— Problem statement —
Copy the lines between the one holding "- svg-text:7: 7: [728, 519, 734, 530]" and the one holding "- align-button[interactable]: 对齐: [356, 23, 386, 43]", inclusive, without changing anything.

— Input data —
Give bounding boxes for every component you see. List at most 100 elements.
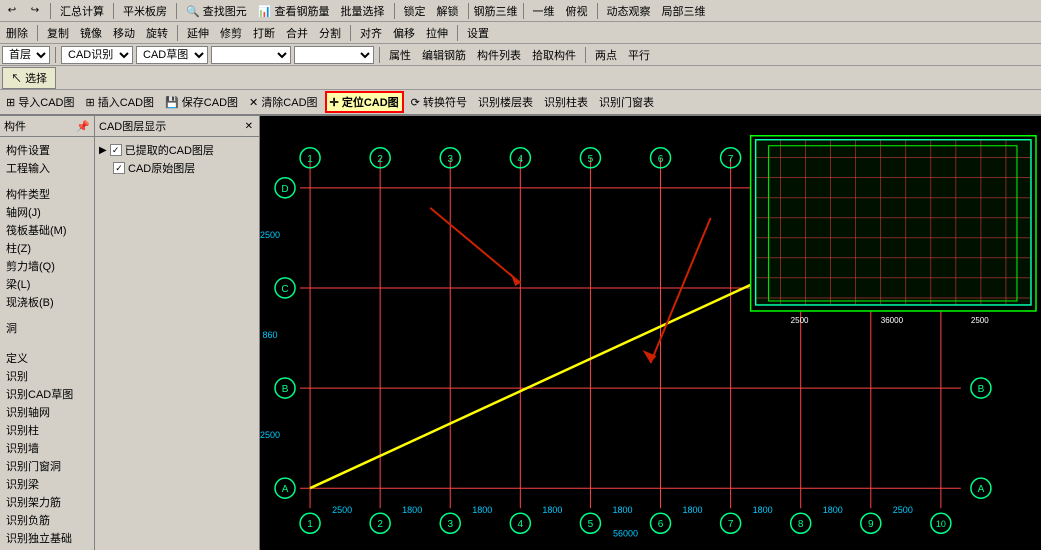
- svg-text:7: 7: [728, 519, 734, 530]
- menu-item-input[interactable]: 工程输入: [2, 159, 92, 177]
- layer-checkbox-extracted[interactable]: [110, 144, 122, 156]
- redo-button[interactable]: ↪: [25, 2, 45, 20]
- locate-cad-button[interactable]: ✛ 定位CAD图: [325, 91, 404, 113]
- convert-icon: ⟳: [411, 97, 420, 109]
- svg-text:8: 8: [798, 519, 804, 530]
- local-3d-button[interactable]: 局部三维: [658, 1, 710, 21]
- trim-button[interactable]: 修剪: [216, 23, 246, 43]
- identify-column-button[interactable]: 识别柱表: [540, 92, 592, 112]
- menu-item-identify[interactable]: 识别: [2, 367, 92, 385]
- cad-draft-select[interactable]: CAD草图: [136, 46, 208, 64]
- cad-identify-select[interactable]: CAD识别: [61, 46, 133, 64]
- pin-icon[interactable]: 📌: [76, 120, 90, 133]
- move-button[interactable]: 移动: [109, 23, 139, 43]
- merge-button[interactable]: 合并: [282, 23, 312, 43]
- convert-symbol-button[interactable]: ⟳ 转换符号: [407, 92, 471, 112]
- insert-cad-button[interactable]: ⊞ 插入CAD图: [82, 92, 159, 112]
- separator1: [50, 3, 51, 19]
- align-button[interactable]: 对齐: [356, 23, 386, 43]
- menu-item-tension-id[interactable]: 识别架力筋: [2, 493, 92, 511]
- menu-item-settings[interactable]: 构件设置: [2, 141, 92, 159]
- one-d-button[interactable]: 一维: [529, 1, 559, 21]
- menu-item-axis-id[interactable]: 识别轴网: [2, 403, 92, 421]
- settings-button[interactable]: 设置: [463, 23, 493, 43]
- svg-text:2500: 2500: [260, 430, 280, 440]
- menu-item-window-id[interactable]: 识别门窗洞: [2, 457, 92, 475]
- calc-button[interactable]: 汇总计算: [56, 1, 108, 21]
- menu-item-beam-id[interactable]: 识别梁: [2, 475, 92, 493]
- unlock-button[interactable]: 解锁: [433, 1, 463, 21]
- menu-item-column[interactable]: 柱(Z): [2, 239, 92, 257]
- menu-item-neg-id[interactable]: 识别负筋: [2, 511, 92, 529]
- menu-item-beam[interactable]: 梁(L): [2, 275, 92, 293]
- extra-select1[interactable]: [211, 46, 291, 64]
- import-cad-button[interactable]: ⊞ 导入CAD图: [2, 92, 79, 112]
- offset-button[interactable]: 偏移: [389, 23, 419, 43]
- dynamic-obs-button[interactable]: 动态观察: [603, 1, 655, 21]
- svg-text:B: B: [282, 384, 289, 395]
- sep-op4: [457, 25, 458, 41]
- break-button[interactable]: 打断: [249, 23, 279, 43]
- split-button[interactable]: 分割: [315, 23, 345, 43]
- menu-item-axis[interactable]: 轴网(J): [2, 203, 92, 221]
- properties-button[interactable]: 属性: [385, 45, 415, 65]
- menu-item-raft[interactable]: 筏板基础(M): [2, 221, 92, 239]
- extra-select2[interactable]: [294, 46, 374, 64]
- sep-f3: [585, 47, 586, 63]
- menu-item-col-id[interactable]: 识别柱: [2, 421, 92, 439]
- delete-button[interactable]: 删除: [2, 23, 32, 43]
- view-icon: 📊: [258, 6, 272, 18]
- floor-select[interactable]: 首层: [2, 46, 50, 64]
- undo-button[interactable]: ↩: [2, 2, 22, 20]
- pick-component-button[interactable]: 拾取构件: [528, 45, 580, 65]
- panel-close-button[interactable]: ✕: [243, 121, 255, 132]
- menu-item-hole[interactable]: 洞: [2, 319, 92, 337]
- menu-item-ind-base-id[interactable]: 识别独立基础: [2, 529, 92, 547]
- svg-text:1800: 1800: [542, 505, 562, 515]
- layer-item-original[interactable]: CAD原始图层: [99, 159, 255, 177]
- component-list-button[interactable]: 构件列表: [473, 45, 525, 65]
- cad-panel-titlebar: CAD图层显示 ✕: [95, 116, 259, 137]
- separator3: [176, 3, 177, 19]
- rotate-button[interactable]: 旋转: [142, 23, 172, 43]
- svg-text:2500: 2500: [791, 316, 809, 325]
- view-steel-button[interactable]: 📊 查看钢筋量: [254, 1, 334, 21]
- svg-text:A: A: [282, 484, 289, 495]
- parallel-button[interactable]: 平行: [624, 45, 654, 65]
- separator5: [468, 3, 469, 19]
- edit-rebar-button[interactable]: 编辑钢筋: [418, 45, 470, 65]
- lock-button[interactable]: 锁定: [400, 1, 430, 21]
- menu-item-slab[interactable]: 现浇板(B): [2, 293, 92, 311]
- two-point-button[interactable]: 两点: [591, 45, 621, 65]
- select-button[interactable]: ↖ 选择: [2, 67, 56, 89]
- menu-item-wall-id[interactable]: 识别墙: [2, 439, 92, 457]
- layer-label-original: CAD原始图层: [128, 160, 195, 176]
- find-elem-button[interactable]: 🔍 查找图元: [182, 1, 251, 21]
- svg-text:B: B: [978, 384, 985, 395]
- menu-item-cad-draft[interactable]: 识别CAD草图: [2, 385, 92, 403]
- clear-cad-button[interactable]: ✕ 清除CAD图: [245, 92, 322, 112]
- save-cad-button[interactable]: 💾 保存CAD图: [161, 92, 242, 112]
- copy-button[interactable]: 复制: [43, 23, 73, 43]
- stretch-button[interactable]: 拉伸: [422, 23, 452, 43]
- mirror-button[interactable]: 镜像: [76, 23, 106, 43]
- svg-text:10: 10: [936, 519, 946, 529]
- floorplan-button[interactable]: 平米板房: [119, 1, 171, 21]
- extend-button[interactable]: 延伸: [183, 23, 213, 43]
- svg-text:9: 9: [868, 519, 874, 530]
- search-icon: 🔍: [186, 6, 200, 18]
- menu-item-type[interactable]: 构件类型: [2, 185, 92, 203]
- menu-item-define[interactable]: 定义: [2, 349, 92, 367]
- sep-f1: [55, 47, 56, 63]
- layer-item-extracted[interactable]: ▶ 已提取的CAD图层: [99, 141, 255, 159]
- batch-select-button[interactable]: 批量选择: [337, 1, 389, 21]
- canvas-area[interactable]: 1 2 3 4 5 6 7 8 9 10 1 2 3: [260, 116, 1041, 550]
- menu-item-wall[interactable]: 剪力墙(Q): [2, 257, 92, 275]
- separator6: [523, 3, 524, 19]
- svg-text:860: 860: [262, 330, 277, 340]
- identify-window-button[interactable]: 识别门窗表: [595, 92, 658, 112]
- layer-checkbox-original[interactable]: [113, 162, 125, 174]
- top-view-button[interactable]: 俯视: [562, 1, 592, 21]
- svg-text:56000: 56000: [613, 528, 638, 538]
- identify-floor-button[interactable]: 识别楼层表: [474, 92, 537, 112]
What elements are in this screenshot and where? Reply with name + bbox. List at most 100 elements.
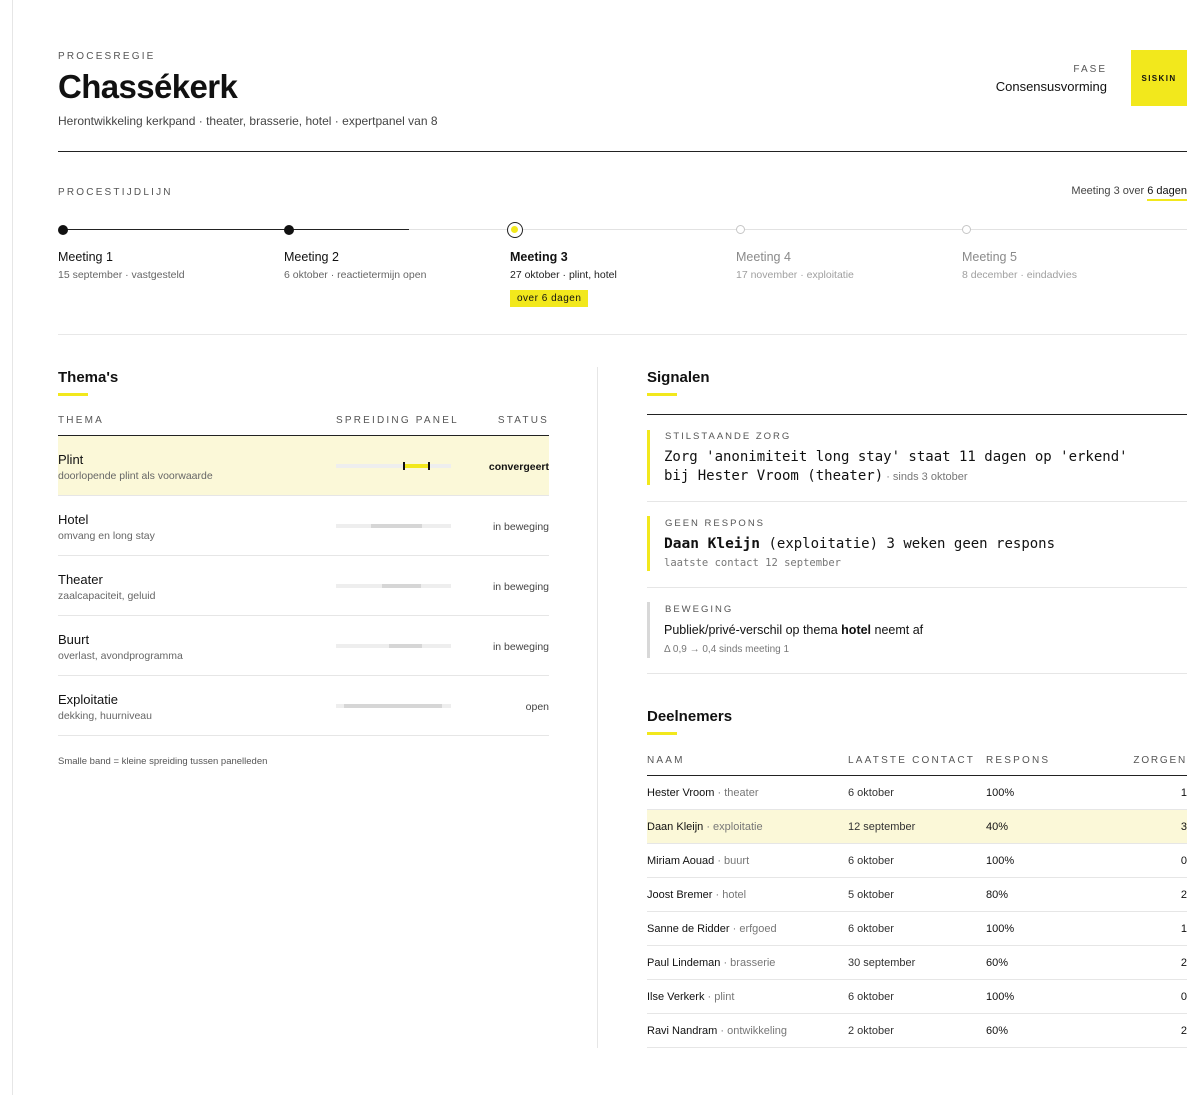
theme-row[interactable]: Buurt overlast, avondprogramma in beweging xyxy=(58,616,549,676)
theme-name: Buurt xyxy=(58,632,90,647)
timeline-item-4[interactable]: Meeting 4 17 november · exploitatie xyxy=(736,250,956,281)
timeline-caption: PROCESTIJDLIJN xyxy=(58,187,173,198)
meeting-date: 8 december · eindadvies xyxy=(962,269,1077,281)
participant-response: 100% xyxy=(986,855,1015,867)
signal-text-after: neemt af xyxy=(871,623,924,637)
participant-name-cell: Hester Vroom · theater xyxy=(647,787,758,799)
participant-role: buurt xyxy=(724,855,750,867)
theme-name: Hotel xyxy=(58,512,89,527)
signal-main-line: Daan Kleijn (exploitatie) 3 weken geen r… xyxy=(664,535,1055,554)
participant-row[interactable]: Paul Lindeman · brasserie 30 september 60%… xyxy=(647,946,1187,980)
participant-name-cell: Sanne de Ridder · erfgoed xyxy=(647,923,777,935)
participant-row[interactable]: Joost Bremer · hotel 5 oktober 80% 2 xyxy=(647,878,1187,912)
participant-concerns: 1 xyxy=(1180,787,1187,799)
participants-col-concerns: ZORGEN xyxy=(1133,755,1187,766)
participant-role-sep: · xyxy=(717,1025,728,1037)
theme-status: in beweging xyxy=(492,641,549,653)
page-subtitle: Herontwikkeling kerkpand · theater, bras… xyxy=(58,114,438,128)
themes-col-spread: SPREIDING PANEL xyxy=(336,415,459,426)
signal-theme: hotel xyxy=(841,623,872,637)
timeline-item-1[interactable]: Meeting 1 15 september · vastgesteld xyxy=(58,250,278,281)
theme-row[interactable]: Hotel omvang en long stay in beweging xyxy=(58,496,549,556)
timeline-divider xyxy=(58,334,1187,335)
signal-accent-bar xyxy=(647,602,650,658)
participant-response: 60% xyxy=(986,957,1009,969)
eyebrow: PROCESREGIE xyxy=(58,51,156,62)
header-divider xyxy=(58,151,1187,152)
participants-col-name: NAAM xyxy=(647,755,685,766)
timeline-dot-5[interactable] xyxy=(962,225,971,234)
signal-card-no-response[interactable]: GEEN RESPONS Daan Kleijn (exploitatie) 3… xyxy=(647,502,1187,588)
participant-row[interactable]: Daan Kleijn · exploitatie 12 september 40%… xyxy=(647,810,1187,844)
timeline-dot-1[interactable] xyxy=(58,225,68,235)
spread-track xyxy=(336,704,451,708)
spread-track xyxy=(336,644,451,648)
participant-last-contact: 30 september xyxy=(848,957,916,969)
signal-rest: (exploitatie) 3 weken geen respons xyxy=(760,536,1056,552)
theme-description: zaalcapaciteit, geluid xyxy=(58,590,156,602)
page-title: Chassékerk xyxy=(58,68,238,105)
timeline-item-2[interactable]: Meeting 2 6 oktober · reactietermijn ope… xyxy=(284,250,504,281)
signal-last-contact: laatste contact 12 september xyxy=(664,557,842,569)
theme-name: Exploitatie xyxy=(58,692,118,707)
theme-description: omvang en long stay xyxy=(58,530,155,542)
timeline-dot-2[interactable] xyxy=(284,225,294,235)
participant-response: 100% xyxy=(986,923,1015,935)
participant-row[interactable]: Hester Vroom · theater 6 oktober 100% 1 xyxy=(647,776,1187,810)
participant-role: ontwikkeling xyxy=(727,1025,788,1037)
participant-concerns: 0 xyxy=(1180,991,1187,1003)
participant-row[interactable]: Sanne de Ridder · erfgoed 6 oktober 100% 1 xyxy=(647,912,1187,946)
participant-last-contact: 6 oktober xyxy=(848,787,894,799)
participant-name: Daan Kleijn xyxy=(647,821,704,833)
participant-name: Paul Lindeman xyxy=(647,957,721,969)
participant-concerns: 3 xyxy=(1180,821,1187,833)
participant-name: Ilse Verkerk xyxy=(647,991,705,1003)
brand-logo[interactable]: SISKIN xyxy=(1131,50,1187,106)
timeline-item-3[interactable]: Meeting 3 27 oktober · plint, hotel over… xyxy=(510,250,730,307)
theme-name: Theater xyxy=(58,572,103,587)
theme-row[interactable]: Theater zaalcapaciteit, geluid in beweging xyxy=(58,556,549,616)
participant-last-contact: 6 oktober xyxy=(848,855,894,867)
timeline-dot-3[interactable] xyxy=(507,222,523,238)
meeting-name: Meeting 4 xyxy=(736,250,791,264)
participant-response: 100% xyxy=(986,787,1015,799)
spread-marker xyxy=(403,462,405,470)
participants-title-accent xyxy=(647,732,677,735)
timeline-segment-rest xyxy=(409,229,1187,230)
participant-row[interactable]: Miriam Aouad · buurt 6 oktober 100% 0 xyxy=(647,844,1187,878)
process-page: PROCESREGIE Chassékerk Herontwikkeling k… xyxy=(58,0,1187,1105)
signal-caption: BEWEGING xyxy=(665,604,734,615)
meeting-date: 17 november · exploitatie xyxy=(736,269,854,281)
participant-role-sep: · xyxy=(712,889,723,901)
participant-response: 100% xyxy=(986,991,1015,1003)
participant-role-sep: · xyxy=(729,923,740,935)
participant-name: Joost Bremer xyxy=(647,889,713,901)
timeline-item-5[interactable]: Meeting 5 8 december · eindadvies xyxy=(962,250,1182,281)
theme-description: doorlopende plint als voorwaarde xyxy=(58,470,213,482)
spread-band xyxy=(344,704,442,708)
timeline-dot-4[interactable] xyxy=(736,225,745,234)
participant-role: hotel xyxy=(722,889,747,901)
participant-last-contact: 6 oktober xyxy=(848,923,894,935)
signal-text: Daan Kleijn (exploitatie) 3 weken geen r… xyxy=(664,535,1055,569)
theme-row[interactable]: Exploitatie dekking, huurniveau open xyxy=(58,676,549,736)
theme-description: dekking, huurniveau xyxy=(58,710,152,722)
meeting-name: Meeting 3 xyxy=(510,250,568,264)
meeting-name: Meeting 5 xyxy=(962,250,1017,264)
participant-last-contact: 2 oktober xyxy=(848,1025,894,1037)
signal-accent-bar xyxy=(647,516,650,571)
timeline-segment-1 xyxy=(63,229,289,230)
themes-title: Thema's xyxy=(58,369,119,386)
participant-row[interactable]: Ilse Verkerk · plint 6 oktober 100% 0 xyxy=(647,980,1187,1014)
participant-row[interactable]: Ravi Nandram · ontwikkeling 2 oktober 60% 2 xyxy=(647,1014,1187,1048)
column-divider xyxy=(597,367,598,1048)
participant-name-cell: Joost Bremer · hotel xyxy=(647,889,746,901)
theme-row[interactable]: Plint doorlopende plint als voorwaarde con… xyxy=(58,436,549,496)
spread-track xyxy=(336,584,451,588)
signals-title-accent xyxy=(647,393,677,396)
themes-col-status: STATUS xyxy=(497,415,549,426)
page-left-rule xyxy=(12,0,13,1095)
signal-card-stalled-concern[interactable]: STILSTAANDE ZORG Zorg 'anonimiteit long … xyxy=(647,416,1187,502)
signal-text: Zorg 'anonimiteit long stay' staat 11 da… xyxy=(664,448,1128,487)
signal-card-movement[interactable]: BEWEGING Publiek/privé-verschil op thema… xyxy=(647,588,1187,674)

— Reply to the exercise —
- svg-text:7: 7: [728, 519, 734, 530]
- menu-item-input[interactable]: 工程输入: [2, 159, 92, 177]
- layer-checkbox-extracted[interactable]: [110, 144, 122, 156]
- redo-button[interactable]: ↪: [25, 2, 45, 20]
- locate-cad-button[interactable]: ✛ 定位CAD图: [325, 91, 404, 113]
- convert-icon: ⟳: [411, 97, 420, 109]
- svg-text:8: 8: [798, 519, 804, 530]
- local-3d-button[interactable]: 局部三维: [658, 1, 710, 21]
- trim-button[interactable]: 修剪: [216, 23, 246, 43]
- identify-column-button[interactable]: 识别柱表: [540, 92, 592, 112]
- menu-item-identify[interactable]: 识别: [2, 367, 92, 385]
- cad-draft-select[interactable]: CAD草图: [136, 46, 208, 64]
- cad-identify-select[interactable]: CAD识别: [61, 46, 133, 64]
- pin-icon[interactable]: 📌: [76, 120, 90, 133]
- move-button[interactable]: 移动: [109, 23, 139, 43]
- merge-button[interactable]: 合并: [282, 23, 312, 43]
- convert-symbol-button[interactable]: ⟳ 转换符号: [407, 92, 471, 112]
- insert-cad-button[interactable]: ⊞ 插入CAD图: [82, 92, 159, 112]
- separator1: [50, 3, 51, 19]
- align-button[interactable]: 对齐: [356, 23, 386, 43]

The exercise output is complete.